Excerpt from a dataset
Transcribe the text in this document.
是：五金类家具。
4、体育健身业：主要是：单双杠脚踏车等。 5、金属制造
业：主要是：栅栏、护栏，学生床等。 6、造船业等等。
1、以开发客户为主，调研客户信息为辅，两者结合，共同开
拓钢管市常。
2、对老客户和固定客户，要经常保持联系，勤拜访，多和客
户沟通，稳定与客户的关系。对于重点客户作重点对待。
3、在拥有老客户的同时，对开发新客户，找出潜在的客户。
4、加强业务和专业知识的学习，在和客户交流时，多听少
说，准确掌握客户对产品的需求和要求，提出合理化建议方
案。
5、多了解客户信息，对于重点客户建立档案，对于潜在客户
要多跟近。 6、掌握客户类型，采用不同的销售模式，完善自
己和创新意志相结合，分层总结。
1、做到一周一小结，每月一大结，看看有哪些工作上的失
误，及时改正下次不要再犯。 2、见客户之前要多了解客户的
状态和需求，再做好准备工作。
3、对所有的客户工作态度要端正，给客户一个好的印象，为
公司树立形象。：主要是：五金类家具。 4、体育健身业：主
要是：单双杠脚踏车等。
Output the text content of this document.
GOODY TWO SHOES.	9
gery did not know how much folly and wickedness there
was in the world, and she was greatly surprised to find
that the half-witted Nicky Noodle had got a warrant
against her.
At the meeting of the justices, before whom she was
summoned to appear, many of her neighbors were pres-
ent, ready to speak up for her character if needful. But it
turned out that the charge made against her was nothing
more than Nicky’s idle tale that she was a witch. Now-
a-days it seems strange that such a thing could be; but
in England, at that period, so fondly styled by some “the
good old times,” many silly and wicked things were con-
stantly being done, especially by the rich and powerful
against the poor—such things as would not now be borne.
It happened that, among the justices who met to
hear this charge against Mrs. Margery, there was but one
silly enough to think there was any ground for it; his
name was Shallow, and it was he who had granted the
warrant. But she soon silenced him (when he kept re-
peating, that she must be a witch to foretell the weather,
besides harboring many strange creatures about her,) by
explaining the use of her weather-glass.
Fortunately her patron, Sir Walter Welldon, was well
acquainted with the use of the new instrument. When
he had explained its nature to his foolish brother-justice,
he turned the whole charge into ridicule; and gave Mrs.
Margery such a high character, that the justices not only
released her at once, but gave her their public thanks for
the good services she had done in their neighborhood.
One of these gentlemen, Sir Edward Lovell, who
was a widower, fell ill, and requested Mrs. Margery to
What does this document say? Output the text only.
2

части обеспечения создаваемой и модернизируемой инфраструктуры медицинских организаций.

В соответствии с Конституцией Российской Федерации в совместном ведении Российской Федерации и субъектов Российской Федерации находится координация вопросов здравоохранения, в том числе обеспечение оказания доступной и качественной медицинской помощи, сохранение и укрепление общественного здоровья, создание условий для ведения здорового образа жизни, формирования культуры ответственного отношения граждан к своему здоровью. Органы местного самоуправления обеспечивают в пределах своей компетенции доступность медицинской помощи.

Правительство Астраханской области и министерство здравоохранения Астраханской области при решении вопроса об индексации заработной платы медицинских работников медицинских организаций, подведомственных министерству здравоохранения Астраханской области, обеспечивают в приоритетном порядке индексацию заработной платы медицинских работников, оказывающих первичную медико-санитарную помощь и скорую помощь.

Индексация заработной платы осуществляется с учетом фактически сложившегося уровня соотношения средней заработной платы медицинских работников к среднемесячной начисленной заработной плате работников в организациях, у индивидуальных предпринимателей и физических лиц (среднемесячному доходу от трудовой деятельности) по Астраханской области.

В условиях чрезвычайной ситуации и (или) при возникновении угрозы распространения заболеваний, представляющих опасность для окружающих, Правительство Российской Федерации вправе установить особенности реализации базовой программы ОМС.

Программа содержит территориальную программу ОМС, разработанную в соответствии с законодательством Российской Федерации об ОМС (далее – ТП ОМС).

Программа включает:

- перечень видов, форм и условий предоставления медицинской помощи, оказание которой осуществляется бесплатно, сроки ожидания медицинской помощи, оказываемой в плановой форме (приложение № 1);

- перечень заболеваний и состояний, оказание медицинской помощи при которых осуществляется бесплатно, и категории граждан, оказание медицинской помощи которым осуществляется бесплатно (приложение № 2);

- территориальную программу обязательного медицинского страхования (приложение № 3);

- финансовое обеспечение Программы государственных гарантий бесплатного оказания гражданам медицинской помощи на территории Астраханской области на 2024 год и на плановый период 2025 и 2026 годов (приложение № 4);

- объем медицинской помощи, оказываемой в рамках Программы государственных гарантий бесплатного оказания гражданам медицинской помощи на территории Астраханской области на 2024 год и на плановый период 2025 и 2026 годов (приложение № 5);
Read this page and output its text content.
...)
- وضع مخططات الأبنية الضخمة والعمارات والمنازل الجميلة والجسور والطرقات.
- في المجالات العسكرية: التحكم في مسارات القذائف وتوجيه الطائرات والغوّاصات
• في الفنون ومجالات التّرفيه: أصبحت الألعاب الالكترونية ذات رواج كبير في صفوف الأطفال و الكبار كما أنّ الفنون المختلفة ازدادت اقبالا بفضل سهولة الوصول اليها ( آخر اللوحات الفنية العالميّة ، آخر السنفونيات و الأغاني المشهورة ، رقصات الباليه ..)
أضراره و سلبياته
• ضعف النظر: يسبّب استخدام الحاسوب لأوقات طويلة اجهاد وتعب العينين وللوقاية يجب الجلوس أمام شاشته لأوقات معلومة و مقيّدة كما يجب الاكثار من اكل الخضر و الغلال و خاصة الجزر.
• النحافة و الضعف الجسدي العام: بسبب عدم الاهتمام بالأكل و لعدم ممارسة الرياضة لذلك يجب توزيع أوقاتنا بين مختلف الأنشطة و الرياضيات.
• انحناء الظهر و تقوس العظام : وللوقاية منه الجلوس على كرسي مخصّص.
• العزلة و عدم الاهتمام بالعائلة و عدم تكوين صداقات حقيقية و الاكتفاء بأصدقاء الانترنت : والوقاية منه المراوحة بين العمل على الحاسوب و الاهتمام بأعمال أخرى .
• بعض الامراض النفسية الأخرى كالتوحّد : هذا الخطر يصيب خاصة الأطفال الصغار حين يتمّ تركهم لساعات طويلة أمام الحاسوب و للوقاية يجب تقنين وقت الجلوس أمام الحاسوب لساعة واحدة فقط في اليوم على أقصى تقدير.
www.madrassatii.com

SHORT EXERCISE: Provide all the records again, word for word.

OUTPUT:
Transcribe the text in this document.
是：五金类家具。
4、体育健身业：主要是：单双杠脚踏车等。 5、金属制造
业：主要是：栅栏、护栏，学生床等。 6、造船业等等。
1、以开发客户为主，调研客户信息为辅，两者结合，共同开
拓钢管市常。
2、对老客户和固定客户，要经常保持联系，勤拜访，多和客
户沟通，稳定与客户的关系。对于重点客户作重点对待。
3、在拥有老客户的同时，对开发新客户，找出潜在的客户。
4、加强业务和专业知识的学习，在和客户交流时，多听少
说，准确掌握客户对产品的需求和要求，提出合理化建议方
案。
5、多了解客户信息，对于重点客户建立档案，对于潜在客户
要多跟近。 6、掌握客户类型，采用不同的销售模式，完善自
己和创新意志相结合，分层总结。
1、做到一周一小结，每月一大结，看看有哪些工作上的失
误，及时改正下次不要再犯。 2、见客户之前要多了解客户的
状态和需求，再做好准备工作。
3、对所有的客户工作态度要端正，给客户一个好的印象，为
公司树立形象。：主要是：五金类家具。 4、体育健身业：主
要是：单双杠脚踏车等。
Output the text content of this document.
GOODY TWO SHOES.	9
gery did not know how much folly and wickedness there
was in the world, and she was greatly surprised to find
that the half-witted Nicky Noodle had got a warrant
against her.
At the meeting of the justices, before whom she was
summoned to appear, many of her neighbors were pres-
ent, ready to speak up for her character if needful. But it
turned out that the charge made against her was nothing
more than Nicky’s idle tale that she was a witch. Now-
a-days it seems strange that such a thing could be; but
in England, at that period, so fondly styled by some “the
good old times,” many silly and wicked things were con-
stantly being done, especially by the rich and powerful
against the poor—such things as would not now be borne.
It happened that, among the justices who met to
hear this charge against Mrs. Margery, there was but one
silly enough to think there was any ground for it; his
name was Shallow, and it was he who had granted the
warrant. But she soon silenced him (when he kept re-
peating, that she must be a witch to foretell the weather,
besides harboring many strange creatures about her,) by
explaining the use of her weather-glass.
Fortunately her patron, Sir Walter Welldon, was well
acquainted with the use of the new instrument. When
he had explained its nature to his foolish brother-justice,
he turned the whole charge into ridicule; and gave Mrs.
Margery such a high character, that the justices not only
released her at once, but gave her their public thanks for
the good services she had done in their neighborhood.
One of these gentlemen, Sir Edward Lovell, who
was a widower, fell ill, and requested Mrs. Margery to
What does this document say? Output the text only.
2

части обеспечения создаваемой и модернизируемой инфраструктуры медицинских организаций.

В соответствии с Конституцией Российской Федерации в совместном ведении Российской Федерации и субъектов Российской Федерации находится координация вопросов здравоохранения, в том числе обеспечение оказания доступной и качественной медицинской помощи, сохранение и укрепление общественного здоровья, создание условий для ведения здорового образа жизни, формирования культуры ответственного отношения граждан к своему здоровью. Органы местного самоуправления обеспечивают в пределах своей компетенции доступность медицинской помощи.

Правительство Астраханской области и министерство здравоохранения Астраханской области при решении вопроса об индексации заработной платы медицинских работников медицинских организаций, подведомственных министерству здравоохранения Астраханской области, обеспечивают в приоритетном порядке индексацию заработной платы медицинских работников, оказывающих первичную медико-санитарную помощь и скорую помощь.

Индексация заработной платы осуществляется с учетом фактически сложившегося уровня соотношения средней заработной платы медицинских работников к среднемесячной начисленной заработной плате работников в организациях, у индивидуальных предпринимателей и физических лиц (среднемесячному доходу от трудовой деятельности) по Астраханской области.

В условиях чрезвычайной ситуации и (или) при возникновении угрозы распространения заболеваний, представляющих опасность для окружающих, Правительство Российской Федерации вправе установить особенности реализации базовой программы ОМС.

Программа содержит территориальную программу ОМС, разработанную в соответствии с законодательством Российской Федерации об ОМС (далее – ТП ОМС).

Программа включает:

- перечень видов, форм и условий предоставления медицинской помощи, оказание которой осуществляется бесплатно, сроки ожидания медицинской помощи, оказываемой в плановой форме (приложение № 1);

- перечень заболеваний и состояний, оказание медицинской помощи при которых осуществляется бесплатно, и категории граждан, оказание медицинской помощи которым осуществляется бесплатно (приложение № 2);

- территориальную программу обязательного медицинского страхования (приложение № 3);

- финансовое обеспечение Программы государственных гарантий бесплатного оказания гражданам медицинской помощи на территории Астраханской области на 2024 год и на плановый период 2025 и 2026 годов (приложение № 4);

- объем медицинской помощи, оказываемой в рамках Программы государственных гарантий бесплатного оказания гражданам медицинской помощи на территории Астраханской области на 2024 год и на плановый период 2025 и 2026 годов (приложение № 5);
Read this page and output its text content.
...)
- وضع مخططات الأبنية الضخمة والعمارات والمنازل الجميلة والجسور والطرقات.
- في المجالات العسكرية: التحكم في مسارات القذائف وتوجيه الطائرات والغوّاصات
• في الفنون ومجالات التّرفيه: أصبحت الألعاب الالكترونية ذات رواج كبير في صفوف الأطفال و الكبار كما أنّ الفنون المختلفة ازدادت اقبالا بفضل سهولة الوصول اليها ( آخر اللوحات الفنية العالميّة ، آخر السنفونيات و الأغاني المشهورة ، رقصات الباليه ..)
أضراره و سلبياته
• ضعف النظر: يسبّب استخدام الحاسوب لأوقات طويلة اجهاد وتعب العينين وللوقاية يجب الجلوس أمام شاشته لأوقات معلومة و مقيّدة كما يجب الاكثار من اكل الخضر و الغلال و خاصة الجزر.
• النحافة و الضعف الجسدي العام: بسبب عدم الاهتمام بالأكل و لعدم ممارسة الرياضة لذلك يجب توزيع أوقاتنا بين مختلف الأنشطة و الرياضيات.
• انحناء الظهر و تقوس العظام : وللوقاية منه الجلوس على كرسي مخصّص.
• العزلة و عدم الاهتمام بالعائلة و عدم تكوين صداقات حقيقية و الاكتفاء بأصدقاء الانترنت : والوقاية منه المراوحة بين العمل على الحاسوب و الاهتمام بأعمال أخرى .
• بعض الامراض النفسية الأخرى كالتوحّد : هذا الخطر يصيب خاصة الأطفال الصغار حين يتمّ تركهم لساعات طويلة أمام الحاسوب و للوقاية يجب تقنين وقت الجلوس أمام الحاسوب لساعة واحدة فقط في اليوم على أقصى تقدير.
www.madrassatii.com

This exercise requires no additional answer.